** begin Supplied data **

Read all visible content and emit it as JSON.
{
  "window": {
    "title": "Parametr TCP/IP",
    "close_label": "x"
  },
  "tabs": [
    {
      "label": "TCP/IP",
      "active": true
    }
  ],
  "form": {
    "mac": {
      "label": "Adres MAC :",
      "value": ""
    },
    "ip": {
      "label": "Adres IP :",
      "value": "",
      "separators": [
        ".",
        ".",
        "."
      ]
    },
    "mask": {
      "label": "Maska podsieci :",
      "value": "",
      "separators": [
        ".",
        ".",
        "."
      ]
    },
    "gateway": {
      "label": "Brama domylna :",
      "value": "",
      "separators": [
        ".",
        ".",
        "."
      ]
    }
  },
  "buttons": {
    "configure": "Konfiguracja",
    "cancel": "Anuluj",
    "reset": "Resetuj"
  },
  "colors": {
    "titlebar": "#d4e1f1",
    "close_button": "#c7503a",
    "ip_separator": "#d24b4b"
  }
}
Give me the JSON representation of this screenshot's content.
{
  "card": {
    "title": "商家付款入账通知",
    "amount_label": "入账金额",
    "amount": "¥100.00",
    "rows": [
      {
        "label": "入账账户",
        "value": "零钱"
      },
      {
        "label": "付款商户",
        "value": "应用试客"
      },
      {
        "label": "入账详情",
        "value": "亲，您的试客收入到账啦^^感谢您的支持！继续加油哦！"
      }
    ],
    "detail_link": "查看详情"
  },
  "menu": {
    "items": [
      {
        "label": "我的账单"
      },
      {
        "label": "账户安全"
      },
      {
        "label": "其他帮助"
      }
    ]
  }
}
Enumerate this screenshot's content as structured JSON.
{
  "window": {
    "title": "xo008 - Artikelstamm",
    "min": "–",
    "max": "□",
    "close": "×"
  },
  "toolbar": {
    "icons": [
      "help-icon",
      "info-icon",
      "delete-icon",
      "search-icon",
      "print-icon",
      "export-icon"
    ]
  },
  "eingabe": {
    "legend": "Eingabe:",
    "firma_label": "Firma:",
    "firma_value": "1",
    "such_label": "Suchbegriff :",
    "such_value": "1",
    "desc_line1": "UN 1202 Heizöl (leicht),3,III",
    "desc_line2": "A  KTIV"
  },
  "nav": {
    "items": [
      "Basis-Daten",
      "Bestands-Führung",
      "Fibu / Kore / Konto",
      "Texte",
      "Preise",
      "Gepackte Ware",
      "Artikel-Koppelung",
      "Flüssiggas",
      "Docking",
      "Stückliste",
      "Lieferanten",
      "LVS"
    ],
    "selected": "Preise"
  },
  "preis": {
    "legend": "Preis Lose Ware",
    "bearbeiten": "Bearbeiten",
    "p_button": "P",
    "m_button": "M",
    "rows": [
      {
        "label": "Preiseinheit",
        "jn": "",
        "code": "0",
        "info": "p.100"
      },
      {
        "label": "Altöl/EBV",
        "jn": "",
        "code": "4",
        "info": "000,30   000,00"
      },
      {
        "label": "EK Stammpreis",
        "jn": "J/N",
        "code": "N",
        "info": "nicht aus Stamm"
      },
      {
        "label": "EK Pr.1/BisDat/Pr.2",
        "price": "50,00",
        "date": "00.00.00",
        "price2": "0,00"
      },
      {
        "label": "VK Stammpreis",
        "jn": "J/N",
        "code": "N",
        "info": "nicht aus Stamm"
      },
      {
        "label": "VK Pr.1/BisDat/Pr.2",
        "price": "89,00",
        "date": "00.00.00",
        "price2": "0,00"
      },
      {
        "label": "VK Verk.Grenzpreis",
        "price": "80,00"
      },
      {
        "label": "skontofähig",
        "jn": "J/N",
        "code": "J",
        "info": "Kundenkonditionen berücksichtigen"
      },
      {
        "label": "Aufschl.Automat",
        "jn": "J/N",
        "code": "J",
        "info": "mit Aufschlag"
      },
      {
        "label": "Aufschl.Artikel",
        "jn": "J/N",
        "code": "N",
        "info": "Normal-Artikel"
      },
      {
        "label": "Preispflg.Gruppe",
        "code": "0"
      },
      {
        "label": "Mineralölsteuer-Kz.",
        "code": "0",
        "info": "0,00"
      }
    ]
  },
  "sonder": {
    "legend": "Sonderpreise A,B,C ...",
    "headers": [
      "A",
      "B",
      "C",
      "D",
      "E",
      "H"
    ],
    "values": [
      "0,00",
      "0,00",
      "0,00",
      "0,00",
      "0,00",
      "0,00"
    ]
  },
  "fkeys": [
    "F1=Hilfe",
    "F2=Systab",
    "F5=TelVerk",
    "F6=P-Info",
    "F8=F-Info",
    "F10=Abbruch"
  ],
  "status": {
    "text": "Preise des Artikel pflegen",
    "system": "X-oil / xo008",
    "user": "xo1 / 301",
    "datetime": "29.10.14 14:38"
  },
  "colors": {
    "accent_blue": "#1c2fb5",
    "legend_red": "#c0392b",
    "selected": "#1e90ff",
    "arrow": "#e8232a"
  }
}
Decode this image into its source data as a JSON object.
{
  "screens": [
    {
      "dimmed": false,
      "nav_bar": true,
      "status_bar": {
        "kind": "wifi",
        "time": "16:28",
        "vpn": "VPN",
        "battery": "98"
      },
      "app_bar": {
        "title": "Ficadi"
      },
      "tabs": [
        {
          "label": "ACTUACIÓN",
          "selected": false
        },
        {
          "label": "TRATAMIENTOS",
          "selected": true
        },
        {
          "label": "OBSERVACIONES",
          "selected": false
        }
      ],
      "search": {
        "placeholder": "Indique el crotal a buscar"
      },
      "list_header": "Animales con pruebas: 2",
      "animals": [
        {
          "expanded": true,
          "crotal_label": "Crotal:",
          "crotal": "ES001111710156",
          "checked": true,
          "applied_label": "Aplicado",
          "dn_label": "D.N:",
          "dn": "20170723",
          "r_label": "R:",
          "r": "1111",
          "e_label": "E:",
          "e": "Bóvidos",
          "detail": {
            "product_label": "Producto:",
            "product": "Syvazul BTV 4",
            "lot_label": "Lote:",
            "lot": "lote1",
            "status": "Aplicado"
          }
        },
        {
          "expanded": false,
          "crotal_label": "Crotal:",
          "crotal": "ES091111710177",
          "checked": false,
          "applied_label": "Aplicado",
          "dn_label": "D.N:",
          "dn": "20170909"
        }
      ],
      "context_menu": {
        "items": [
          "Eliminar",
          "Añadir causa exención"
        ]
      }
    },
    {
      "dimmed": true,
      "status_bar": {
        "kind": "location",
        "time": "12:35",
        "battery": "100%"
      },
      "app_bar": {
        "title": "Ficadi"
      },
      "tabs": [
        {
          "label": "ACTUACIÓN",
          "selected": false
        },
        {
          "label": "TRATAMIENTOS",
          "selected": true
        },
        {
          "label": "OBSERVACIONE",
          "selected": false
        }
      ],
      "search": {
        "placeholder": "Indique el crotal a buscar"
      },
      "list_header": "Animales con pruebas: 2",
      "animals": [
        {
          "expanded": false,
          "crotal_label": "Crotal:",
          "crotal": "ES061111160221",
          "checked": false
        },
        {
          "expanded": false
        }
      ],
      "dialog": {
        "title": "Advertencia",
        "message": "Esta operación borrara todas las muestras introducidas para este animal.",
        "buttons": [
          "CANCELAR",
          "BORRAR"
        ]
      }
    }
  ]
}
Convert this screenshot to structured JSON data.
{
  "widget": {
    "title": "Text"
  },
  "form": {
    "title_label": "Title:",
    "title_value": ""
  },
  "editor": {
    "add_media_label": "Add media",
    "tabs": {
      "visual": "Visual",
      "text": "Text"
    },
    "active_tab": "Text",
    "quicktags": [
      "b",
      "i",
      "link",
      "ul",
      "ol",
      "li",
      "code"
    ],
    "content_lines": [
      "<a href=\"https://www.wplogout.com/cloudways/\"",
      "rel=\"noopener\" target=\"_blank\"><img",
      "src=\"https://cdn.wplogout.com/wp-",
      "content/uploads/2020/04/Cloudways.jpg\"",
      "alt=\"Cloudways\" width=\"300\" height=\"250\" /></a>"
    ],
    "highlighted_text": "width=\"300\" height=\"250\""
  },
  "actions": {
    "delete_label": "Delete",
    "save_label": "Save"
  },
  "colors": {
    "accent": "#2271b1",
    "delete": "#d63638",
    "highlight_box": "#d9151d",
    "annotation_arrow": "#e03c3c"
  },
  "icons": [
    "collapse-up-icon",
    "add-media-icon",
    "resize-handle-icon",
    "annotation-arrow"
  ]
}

** end Supplied data **

### Written problem
Check each line in the listing above for the string "width", then report how many lines contain it, with no other text.

### Answer in full
2